Edit the material below, beginning at the line that contains "List every element" and stopping after the line that contains "heatmap-cell [130, 336, 139, 345]": copy those lines with every "heatmap-cell" changed to "grid-cell" and nothing else altered.
-- Begin --
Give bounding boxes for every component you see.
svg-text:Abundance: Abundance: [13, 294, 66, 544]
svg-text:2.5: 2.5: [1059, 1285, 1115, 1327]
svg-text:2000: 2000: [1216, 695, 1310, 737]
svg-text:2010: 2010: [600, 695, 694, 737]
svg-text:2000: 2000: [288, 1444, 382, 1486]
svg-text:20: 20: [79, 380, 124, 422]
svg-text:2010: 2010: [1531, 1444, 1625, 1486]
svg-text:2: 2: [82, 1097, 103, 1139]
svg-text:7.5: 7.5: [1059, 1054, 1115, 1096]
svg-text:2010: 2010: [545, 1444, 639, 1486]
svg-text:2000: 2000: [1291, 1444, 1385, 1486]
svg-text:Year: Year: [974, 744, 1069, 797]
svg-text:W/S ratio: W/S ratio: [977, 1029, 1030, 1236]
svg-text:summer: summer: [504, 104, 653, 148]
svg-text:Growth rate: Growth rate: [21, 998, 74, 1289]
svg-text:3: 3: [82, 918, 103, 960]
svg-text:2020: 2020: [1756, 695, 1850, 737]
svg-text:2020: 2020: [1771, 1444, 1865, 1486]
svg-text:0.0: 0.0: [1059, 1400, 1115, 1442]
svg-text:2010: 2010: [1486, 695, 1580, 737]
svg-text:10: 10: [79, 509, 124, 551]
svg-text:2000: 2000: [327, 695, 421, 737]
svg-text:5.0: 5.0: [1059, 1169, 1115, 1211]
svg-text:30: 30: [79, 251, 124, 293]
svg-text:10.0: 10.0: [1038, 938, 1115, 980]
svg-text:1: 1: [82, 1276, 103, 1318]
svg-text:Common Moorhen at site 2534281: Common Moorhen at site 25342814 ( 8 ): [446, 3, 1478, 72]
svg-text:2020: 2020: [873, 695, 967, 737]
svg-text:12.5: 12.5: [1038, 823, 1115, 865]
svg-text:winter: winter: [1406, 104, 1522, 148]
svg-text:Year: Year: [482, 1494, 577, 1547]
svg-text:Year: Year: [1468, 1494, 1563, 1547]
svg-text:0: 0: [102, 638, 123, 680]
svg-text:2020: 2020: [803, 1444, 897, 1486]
-- End --
-- Begin --
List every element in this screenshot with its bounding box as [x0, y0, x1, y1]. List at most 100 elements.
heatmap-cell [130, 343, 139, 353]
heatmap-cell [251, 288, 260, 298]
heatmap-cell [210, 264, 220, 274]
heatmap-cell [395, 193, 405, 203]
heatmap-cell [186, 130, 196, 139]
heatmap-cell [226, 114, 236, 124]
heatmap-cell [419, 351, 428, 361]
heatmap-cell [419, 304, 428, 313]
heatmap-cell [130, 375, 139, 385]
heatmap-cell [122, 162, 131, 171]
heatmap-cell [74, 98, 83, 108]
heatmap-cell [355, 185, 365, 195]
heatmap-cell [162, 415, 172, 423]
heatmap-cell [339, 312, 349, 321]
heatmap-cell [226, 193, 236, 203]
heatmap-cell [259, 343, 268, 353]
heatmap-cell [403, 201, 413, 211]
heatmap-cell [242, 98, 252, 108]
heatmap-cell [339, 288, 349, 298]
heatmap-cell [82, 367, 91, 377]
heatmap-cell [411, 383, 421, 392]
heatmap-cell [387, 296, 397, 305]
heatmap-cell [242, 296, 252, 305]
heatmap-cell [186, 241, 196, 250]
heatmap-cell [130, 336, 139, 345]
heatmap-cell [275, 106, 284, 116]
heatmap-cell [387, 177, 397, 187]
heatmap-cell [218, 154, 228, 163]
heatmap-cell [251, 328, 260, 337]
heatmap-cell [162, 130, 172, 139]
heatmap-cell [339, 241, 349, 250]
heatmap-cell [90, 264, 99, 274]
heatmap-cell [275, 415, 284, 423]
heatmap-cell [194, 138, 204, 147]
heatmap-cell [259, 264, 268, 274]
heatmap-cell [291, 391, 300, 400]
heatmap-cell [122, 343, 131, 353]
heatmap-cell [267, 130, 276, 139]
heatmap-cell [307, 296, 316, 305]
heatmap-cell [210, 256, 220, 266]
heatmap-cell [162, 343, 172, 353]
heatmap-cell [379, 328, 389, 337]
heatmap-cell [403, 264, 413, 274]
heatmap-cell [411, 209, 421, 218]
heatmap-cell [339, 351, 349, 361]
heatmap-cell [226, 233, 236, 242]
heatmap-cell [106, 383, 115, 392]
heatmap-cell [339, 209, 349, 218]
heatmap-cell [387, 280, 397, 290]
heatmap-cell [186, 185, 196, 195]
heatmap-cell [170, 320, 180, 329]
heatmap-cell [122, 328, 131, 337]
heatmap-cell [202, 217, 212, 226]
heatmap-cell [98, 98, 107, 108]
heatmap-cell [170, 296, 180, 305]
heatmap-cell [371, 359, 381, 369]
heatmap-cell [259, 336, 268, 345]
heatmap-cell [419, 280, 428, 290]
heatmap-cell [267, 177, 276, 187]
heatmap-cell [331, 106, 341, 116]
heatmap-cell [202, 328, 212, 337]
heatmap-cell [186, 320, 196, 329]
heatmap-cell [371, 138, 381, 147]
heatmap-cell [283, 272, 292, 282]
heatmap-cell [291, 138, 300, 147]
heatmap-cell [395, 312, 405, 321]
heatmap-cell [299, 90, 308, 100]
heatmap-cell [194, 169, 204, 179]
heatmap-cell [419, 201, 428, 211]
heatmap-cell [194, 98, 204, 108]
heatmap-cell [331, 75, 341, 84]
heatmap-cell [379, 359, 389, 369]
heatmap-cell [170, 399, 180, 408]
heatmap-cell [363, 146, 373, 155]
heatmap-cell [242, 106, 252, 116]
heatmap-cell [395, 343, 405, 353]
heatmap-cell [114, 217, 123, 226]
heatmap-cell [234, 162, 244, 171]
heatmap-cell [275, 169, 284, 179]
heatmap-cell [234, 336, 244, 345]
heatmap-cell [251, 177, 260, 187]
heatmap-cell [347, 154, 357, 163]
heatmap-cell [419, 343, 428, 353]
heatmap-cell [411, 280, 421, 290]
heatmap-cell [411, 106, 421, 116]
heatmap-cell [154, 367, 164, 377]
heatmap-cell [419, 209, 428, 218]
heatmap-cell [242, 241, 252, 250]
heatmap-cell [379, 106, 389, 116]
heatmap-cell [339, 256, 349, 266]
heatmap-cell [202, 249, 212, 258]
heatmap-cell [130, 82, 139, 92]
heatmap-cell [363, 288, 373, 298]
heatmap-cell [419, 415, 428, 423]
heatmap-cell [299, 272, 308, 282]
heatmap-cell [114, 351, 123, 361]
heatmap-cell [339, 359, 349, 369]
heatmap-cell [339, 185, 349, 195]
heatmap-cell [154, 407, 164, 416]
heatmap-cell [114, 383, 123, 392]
-- End --
-- Begin --
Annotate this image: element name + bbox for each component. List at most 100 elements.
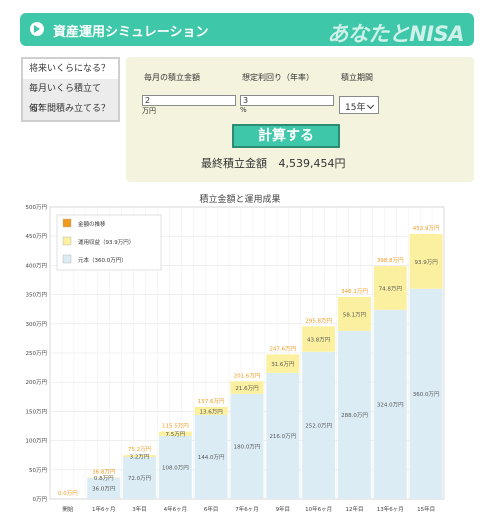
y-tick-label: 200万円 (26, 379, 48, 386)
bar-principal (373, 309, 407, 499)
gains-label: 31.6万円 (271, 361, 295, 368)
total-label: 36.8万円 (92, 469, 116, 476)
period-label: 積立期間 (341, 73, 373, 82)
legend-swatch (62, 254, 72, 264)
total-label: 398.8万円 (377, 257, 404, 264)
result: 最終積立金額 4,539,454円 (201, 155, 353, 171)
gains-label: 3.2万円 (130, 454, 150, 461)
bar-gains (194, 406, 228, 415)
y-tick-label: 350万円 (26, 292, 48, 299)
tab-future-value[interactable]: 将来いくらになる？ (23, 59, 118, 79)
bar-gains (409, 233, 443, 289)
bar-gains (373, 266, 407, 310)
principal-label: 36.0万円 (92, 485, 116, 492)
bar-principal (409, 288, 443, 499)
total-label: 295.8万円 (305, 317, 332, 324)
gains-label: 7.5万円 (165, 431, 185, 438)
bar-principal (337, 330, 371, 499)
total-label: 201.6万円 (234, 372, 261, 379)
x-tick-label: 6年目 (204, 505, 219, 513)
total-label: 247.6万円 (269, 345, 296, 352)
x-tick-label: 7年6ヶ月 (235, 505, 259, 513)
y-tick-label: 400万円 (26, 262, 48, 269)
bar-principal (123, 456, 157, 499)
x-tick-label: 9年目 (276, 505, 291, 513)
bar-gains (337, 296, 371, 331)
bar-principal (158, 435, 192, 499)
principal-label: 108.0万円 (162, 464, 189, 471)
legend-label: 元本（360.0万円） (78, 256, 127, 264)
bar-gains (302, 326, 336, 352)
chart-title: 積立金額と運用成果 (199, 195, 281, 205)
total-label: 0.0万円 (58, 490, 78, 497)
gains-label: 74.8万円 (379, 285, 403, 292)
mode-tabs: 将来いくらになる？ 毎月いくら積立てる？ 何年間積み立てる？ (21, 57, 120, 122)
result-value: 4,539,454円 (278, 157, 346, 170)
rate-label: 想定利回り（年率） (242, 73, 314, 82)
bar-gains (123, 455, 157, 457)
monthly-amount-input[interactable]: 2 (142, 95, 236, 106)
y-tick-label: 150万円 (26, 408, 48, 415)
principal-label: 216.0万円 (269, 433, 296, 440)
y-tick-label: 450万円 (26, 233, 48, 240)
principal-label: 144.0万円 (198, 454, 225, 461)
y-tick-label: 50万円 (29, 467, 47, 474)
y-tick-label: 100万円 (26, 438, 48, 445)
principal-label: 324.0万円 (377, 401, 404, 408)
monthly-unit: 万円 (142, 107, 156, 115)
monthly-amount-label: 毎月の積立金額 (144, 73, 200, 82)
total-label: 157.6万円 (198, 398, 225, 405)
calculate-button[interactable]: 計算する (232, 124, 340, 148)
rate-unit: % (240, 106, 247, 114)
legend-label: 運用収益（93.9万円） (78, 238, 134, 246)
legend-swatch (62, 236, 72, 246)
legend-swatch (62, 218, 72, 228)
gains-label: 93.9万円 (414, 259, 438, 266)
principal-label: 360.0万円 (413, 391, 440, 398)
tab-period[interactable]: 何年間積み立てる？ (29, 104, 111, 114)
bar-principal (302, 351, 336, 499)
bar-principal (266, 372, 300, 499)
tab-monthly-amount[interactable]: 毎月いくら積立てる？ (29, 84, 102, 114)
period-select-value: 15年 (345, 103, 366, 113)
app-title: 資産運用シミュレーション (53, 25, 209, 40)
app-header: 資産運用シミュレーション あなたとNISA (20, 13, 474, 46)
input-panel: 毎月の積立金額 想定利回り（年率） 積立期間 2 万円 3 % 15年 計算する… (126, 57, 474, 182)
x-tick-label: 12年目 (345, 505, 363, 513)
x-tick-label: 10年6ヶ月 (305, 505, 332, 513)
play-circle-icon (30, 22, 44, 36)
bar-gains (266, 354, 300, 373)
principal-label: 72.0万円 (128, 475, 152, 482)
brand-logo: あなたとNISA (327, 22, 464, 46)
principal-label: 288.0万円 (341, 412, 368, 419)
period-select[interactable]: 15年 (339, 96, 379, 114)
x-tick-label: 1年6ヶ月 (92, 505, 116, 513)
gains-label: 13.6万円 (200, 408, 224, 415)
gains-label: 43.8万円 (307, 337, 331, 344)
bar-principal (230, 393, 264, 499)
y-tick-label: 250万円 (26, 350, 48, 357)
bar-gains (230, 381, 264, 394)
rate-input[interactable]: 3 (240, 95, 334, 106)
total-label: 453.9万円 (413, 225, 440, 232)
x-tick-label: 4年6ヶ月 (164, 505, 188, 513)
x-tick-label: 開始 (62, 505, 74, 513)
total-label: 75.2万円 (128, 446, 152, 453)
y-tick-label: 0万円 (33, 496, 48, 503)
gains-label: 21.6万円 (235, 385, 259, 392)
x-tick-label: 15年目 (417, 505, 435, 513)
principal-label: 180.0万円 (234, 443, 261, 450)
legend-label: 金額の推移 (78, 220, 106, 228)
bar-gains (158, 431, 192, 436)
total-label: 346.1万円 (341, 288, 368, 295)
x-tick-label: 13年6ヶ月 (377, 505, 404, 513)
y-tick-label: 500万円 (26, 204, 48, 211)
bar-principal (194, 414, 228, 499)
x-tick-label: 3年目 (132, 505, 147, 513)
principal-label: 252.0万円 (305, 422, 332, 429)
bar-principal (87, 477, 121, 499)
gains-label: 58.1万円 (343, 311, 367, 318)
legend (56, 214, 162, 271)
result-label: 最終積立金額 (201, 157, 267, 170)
-- End --
**ANSWER TO THE EXERCISE**.
List every element in this screenshot with its bounding box as [x0, y0, x1, y1]. List at most 100 elements.
grid-cell [130, 343, 139, 353]
grid-cell [251, 288, 260, 298]
grid-cell [210, 264, 220, 274]
grid-cell [395, 193, 405, 203]
grid-cell [186, 130, 196, 139]
grid-cell [226, 114, 236, 124]
grid-cell [419, 351, 428, 361]
grid-cell [419, 304, 428, 313]
grid-cell [130, 375, 139, 385]
grid-cell [122, 162, 131, 171]
grid-cell [74, 98, 83, 108]
grid-cell [355, 185, 365, 195]
grid-cell [162, 415, 172, 423]
grid-cell [339, 312, 349, 321]
grid-cell [226, 193, 236, 203]
grid-cell [259, 343, 268, 353]
grid-cell [403, 201, 413, 211]
grid-cell [242, 98, 252, 108]
grid-cell [339, 288, 349, 298]
grid-cell [82, 367, 91, 377]
grid-cell [411, 383, 421, 392]
grid-cell [387, 296, 397, 305]
grid-cell [242, 296, 252, 305]
grid-cell [186, 241, 196, 250]
grid-cell [130, 336, 139, 345]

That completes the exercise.